### Problem description:
Go through the material below and copy each line where the word "için" appears.

==== Dataset records ====

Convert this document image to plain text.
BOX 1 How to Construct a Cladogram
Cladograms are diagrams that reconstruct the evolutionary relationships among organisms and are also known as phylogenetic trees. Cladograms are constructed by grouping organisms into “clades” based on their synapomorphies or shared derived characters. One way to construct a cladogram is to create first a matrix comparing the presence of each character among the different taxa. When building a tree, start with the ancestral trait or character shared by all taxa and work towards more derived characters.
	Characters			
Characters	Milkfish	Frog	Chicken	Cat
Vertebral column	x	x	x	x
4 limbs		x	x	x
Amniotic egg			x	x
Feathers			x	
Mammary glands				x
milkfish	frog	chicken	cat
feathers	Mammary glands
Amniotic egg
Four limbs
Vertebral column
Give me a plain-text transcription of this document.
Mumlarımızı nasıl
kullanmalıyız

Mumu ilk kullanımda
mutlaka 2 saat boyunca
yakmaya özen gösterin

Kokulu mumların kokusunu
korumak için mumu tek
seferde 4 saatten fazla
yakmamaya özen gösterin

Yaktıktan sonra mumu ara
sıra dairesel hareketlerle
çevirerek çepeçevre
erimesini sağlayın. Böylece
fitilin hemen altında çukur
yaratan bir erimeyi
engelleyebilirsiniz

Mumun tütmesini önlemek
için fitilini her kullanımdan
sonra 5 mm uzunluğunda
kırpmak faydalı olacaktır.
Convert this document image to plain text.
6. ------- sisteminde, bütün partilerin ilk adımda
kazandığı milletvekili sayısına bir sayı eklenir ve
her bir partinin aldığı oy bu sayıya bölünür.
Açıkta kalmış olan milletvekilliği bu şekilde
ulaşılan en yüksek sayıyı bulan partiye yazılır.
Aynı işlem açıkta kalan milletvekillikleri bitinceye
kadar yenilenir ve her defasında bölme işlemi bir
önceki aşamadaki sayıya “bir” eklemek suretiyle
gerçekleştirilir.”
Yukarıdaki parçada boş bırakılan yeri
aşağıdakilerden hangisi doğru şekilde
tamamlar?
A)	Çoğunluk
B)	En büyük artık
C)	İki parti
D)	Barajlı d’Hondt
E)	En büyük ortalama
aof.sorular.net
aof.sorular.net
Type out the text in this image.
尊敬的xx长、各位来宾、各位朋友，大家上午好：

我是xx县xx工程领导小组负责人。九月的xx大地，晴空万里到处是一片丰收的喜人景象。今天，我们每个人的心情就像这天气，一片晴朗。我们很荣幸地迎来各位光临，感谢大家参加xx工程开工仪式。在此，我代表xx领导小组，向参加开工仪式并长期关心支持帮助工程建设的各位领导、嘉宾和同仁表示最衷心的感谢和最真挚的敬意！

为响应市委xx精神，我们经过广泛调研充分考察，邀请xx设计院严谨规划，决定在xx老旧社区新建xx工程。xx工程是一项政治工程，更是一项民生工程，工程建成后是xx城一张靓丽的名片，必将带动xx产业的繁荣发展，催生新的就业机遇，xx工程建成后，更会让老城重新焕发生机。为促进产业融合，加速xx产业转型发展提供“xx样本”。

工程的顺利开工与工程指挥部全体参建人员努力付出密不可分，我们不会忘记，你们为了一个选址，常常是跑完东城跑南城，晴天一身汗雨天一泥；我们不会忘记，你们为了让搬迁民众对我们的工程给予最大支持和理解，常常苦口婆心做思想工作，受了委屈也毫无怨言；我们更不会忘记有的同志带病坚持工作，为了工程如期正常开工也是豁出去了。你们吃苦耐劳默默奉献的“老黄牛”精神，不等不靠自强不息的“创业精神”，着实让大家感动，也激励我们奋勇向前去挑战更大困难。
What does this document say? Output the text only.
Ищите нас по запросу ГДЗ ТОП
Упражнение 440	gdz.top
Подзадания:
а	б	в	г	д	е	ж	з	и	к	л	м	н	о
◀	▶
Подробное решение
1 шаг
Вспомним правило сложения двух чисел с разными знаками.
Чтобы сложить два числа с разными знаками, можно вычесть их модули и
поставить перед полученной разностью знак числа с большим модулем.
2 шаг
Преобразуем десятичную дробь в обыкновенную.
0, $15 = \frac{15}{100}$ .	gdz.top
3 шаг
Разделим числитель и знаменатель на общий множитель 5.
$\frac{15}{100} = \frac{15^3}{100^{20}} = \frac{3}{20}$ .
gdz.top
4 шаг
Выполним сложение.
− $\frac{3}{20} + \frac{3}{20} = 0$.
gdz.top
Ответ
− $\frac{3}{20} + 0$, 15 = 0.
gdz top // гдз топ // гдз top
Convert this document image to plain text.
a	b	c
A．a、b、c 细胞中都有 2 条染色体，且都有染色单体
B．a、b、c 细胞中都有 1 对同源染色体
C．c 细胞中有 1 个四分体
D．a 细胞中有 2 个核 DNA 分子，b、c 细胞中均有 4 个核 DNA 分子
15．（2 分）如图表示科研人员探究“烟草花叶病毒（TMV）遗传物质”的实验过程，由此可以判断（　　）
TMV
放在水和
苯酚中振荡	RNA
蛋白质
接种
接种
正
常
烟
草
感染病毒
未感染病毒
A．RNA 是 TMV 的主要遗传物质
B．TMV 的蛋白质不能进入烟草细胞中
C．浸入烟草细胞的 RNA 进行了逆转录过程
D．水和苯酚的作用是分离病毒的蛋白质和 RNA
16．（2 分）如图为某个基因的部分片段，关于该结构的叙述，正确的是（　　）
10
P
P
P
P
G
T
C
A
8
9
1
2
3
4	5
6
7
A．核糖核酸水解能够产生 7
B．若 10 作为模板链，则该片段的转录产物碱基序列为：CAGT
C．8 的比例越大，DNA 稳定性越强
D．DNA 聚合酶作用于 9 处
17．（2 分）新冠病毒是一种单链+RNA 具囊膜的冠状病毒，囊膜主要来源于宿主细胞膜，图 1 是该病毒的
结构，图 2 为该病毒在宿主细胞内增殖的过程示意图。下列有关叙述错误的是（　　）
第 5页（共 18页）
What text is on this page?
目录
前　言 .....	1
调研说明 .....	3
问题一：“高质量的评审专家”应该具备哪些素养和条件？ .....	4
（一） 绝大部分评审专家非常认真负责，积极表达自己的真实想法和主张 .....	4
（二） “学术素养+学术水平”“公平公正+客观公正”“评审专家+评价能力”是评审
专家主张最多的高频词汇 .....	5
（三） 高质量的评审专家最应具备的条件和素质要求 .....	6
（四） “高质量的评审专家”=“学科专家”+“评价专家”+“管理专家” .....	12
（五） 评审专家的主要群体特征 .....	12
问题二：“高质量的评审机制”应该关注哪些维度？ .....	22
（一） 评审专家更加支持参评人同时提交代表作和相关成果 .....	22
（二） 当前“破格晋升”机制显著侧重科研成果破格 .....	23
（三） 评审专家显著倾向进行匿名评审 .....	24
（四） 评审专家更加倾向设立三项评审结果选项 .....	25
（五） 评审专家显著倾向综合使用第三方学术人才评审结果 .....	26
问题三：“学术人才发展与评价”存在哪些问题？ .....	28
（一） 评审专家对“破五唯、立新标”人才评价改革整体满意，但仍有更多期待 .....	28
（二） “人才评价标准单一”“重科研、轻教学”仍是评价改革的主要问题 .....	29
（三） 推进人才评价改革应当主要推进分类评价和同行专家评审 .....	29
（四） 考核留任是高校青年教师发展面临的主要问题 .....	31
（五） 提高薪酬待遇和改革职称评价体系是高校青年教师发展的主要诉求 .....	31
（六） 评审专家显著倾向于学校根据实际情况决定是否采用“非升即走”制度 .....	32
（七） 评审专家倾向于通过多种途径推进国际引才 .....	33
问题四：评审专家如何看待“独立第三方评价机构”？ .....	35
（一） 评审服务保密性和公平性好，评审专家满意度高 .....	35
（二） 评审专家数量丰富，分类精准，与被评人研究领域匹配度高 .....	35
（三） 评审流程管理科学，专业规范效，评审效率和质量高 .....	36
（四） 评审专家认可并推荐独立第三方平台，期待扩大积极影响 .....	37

====

### The completed task:
korumak için mumu tek
için fitilini her kullanımdan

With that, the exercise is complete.